### WHAT THE EXERCISE ASKS
Return every entry exactly.

### WORKING DATA

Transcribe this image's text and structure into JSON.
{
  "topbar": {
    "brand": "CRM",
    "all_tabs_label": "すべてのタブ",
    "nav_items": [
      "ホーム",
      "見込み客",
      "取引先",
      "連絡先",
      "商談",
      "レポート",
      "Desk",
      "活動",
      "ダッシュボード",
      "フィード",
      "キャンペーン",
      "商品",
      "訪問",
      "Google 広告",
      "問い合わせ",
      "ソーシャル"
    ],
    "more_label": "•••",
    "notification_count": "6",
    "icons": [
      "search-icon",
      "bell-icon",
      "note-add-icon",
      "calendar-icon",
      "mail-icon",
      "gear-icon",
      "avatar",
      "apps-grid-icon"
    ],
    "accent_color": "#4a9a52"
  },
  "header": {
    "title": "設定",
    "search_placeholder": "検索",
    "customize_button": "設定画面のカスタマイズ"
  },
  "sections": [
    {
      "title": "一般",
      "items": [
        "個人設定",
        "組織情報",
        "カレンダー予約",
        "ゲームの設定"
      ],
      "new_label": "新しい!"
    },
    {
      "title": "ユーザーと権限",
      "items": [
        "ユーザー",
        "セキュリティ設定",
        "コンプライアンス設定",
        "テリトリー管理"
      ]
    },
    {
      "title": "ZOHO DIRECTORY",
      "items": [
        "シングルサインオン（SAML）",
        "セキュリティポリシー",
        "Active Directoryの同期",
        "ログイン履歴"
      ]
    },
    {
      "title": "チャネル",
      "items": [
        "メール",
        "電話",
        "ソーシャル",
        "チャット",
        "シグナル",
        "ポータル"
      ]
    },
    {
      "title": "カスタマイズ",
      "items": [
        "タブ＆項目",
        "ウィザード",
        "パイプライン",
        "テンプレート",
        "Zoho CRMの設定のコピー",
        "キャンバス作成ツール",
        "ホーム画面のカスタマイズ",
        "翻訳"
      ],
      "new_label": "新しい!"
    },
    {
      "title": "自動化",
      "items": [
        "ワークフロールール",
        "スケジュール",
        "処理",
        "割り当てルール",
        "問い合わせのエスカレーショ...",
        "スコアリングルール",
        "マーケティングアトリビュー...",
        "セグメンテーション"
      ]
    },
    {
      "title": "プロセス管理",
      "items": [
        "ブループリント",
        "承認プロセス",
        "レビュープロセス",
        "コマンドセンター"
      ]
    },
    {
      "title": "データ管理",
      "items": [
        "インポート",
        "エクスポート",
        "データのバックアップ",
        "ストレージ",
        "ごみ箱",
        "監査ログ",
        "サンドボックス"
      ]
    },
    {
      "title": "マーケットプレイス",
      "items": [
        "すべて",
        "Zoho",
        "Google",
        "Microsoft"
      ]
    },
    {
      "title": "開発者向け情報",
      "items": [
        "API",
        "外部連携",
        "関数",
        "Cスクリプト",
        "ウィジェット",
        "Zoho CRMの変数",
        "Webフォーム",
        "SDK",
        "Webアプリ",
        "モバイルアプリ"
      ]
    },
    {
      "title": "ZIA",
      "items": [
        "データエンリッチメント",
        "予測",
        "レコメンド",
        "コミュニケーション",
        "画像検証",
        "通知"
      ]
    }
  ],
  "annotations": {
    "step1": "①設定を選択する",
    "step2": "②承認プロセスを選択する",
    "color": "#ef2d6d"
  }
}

### EXERCISE SOLUTION
Transcribe this image's text and structure into JSON.
{
  "topbar": {
    "brand": "CRM",
    "all_tabs_label": "すべてのタブ",
    "nav_items": [
      "ホーム",
      "見込み客",
      "取引先",
      "連絡先",
      "商談",
      "レポート",
      "Desk",
      "活動",
      "ダッシュボード",
      "フィード",
      "キャンペーン",
      "商品",
      "訪問",
      "Google 広告",
      "問い合わせ",
      "ソーシャル"
    ],
    "more_label": "•••",
    "notification_count": "6",
    "icons": [
      "search-icon",
      "bell-icon",
      "note-add-icon",
      "calendar-icon",
      "mail-icon",
      "gear-icon",
      "avatar",
      "apps-grid-icon"
    ],
    "accent_color": "#4a9a52"
  },
  "header": {
    "title": "設定",
    "search_placeholder": "検索",
    "customize_button": "設定画面のカスタマイズ"
  },
  "sections": [
    {
      "title": "一般",
      "items": [
        "個人設定",
        "組織情報",
        "カレンダー予約",
        "ゲームの設定"
      ],
      "new_label": "新しい!"
    },
    {
      "title": "ユーザーと権限",
      "items": [
        "ユーザー",
        "セキュリティ設定",
        "コンプライアンス設定",
        "テリトリー管理"
      ]
    },
    {
      "title": "ZOHO DIRECTORY",
      "items": [
        "シングルサインオン（SAML）",
        "セキュリティポリシー",
        "Active Directoryの同期",
        "ログイン履歴"
      ]
    },
    {
      "title": "チャネル",
      "items": [
        "メール",
        "電話",
        "ソーシャル",
        "チャット",
        "シグナル",
        "ポータル"
      ]
    },
    {
      "title": "カスタマイズ",
      "items": [
        "タブ＆項目",
        "ウィザード",
        "パイプライン",
        "テンプレート",
        "Zoho CRMの設定のコピー",
        "キャンバス作成ツール",
        "ホーム画面のカスタマイズ",
        "翻訳"
      ],
      "new_label": "新しい!"
    },
    {
      "title": "自動化",
      "items": [
        "ワークフロールール",
        "スケジュール",
        "処理",
        "割り当てルール",
        "問い合わせのエスカレーショ...",
        "スコアリングルール",
        "マーケティングアトリビュー...",
        "セグメンテーション"
      ]
    },
    {
      "title": "プロセス管理",
      "items": [
        "ブループリント",
        "承認プロセス",
        "レビュープロセス",
        "コマンドセンター"
      ]
    },
    {
      "title": "データ管理",
      "items": [
        "インポート",
        "エクスポート",
        "データのバックアップ",
        "ストレージ",
        "ごみ箱",
        "監査ログ",
        "サンドボックス"
      ]
    },
    {
      "title": "マーケットプレイス",
      "items": [
        "すべて",
        "Zoho",
        "Google",
        "Microsoft"
      ]
    },
    {
      "title": "開発者向け情報",
      "items": [
        "API",
        "外部連携",
        "関数",
        "Cスクリプト",
        "ウィジェット",
        "Zoho CRMの変数",
        "Webフォーム",
        "SDK",
        "Webアプリ",
        "モバイルアプリ"
      ]
    },
    {
      "title": "ZIA",
      "items": [
        "データエンリッチメント",
        "予測",
        "レコメンド",
        "コミュニケーション",
        "画像検証",
        "通知"
      ]
    }
  ],
  "annotations": {
    "step1": "①設定を選択する",
    "step2": "②承認プロセスを選択する",
    "color": "#ef2d6d"
  }
}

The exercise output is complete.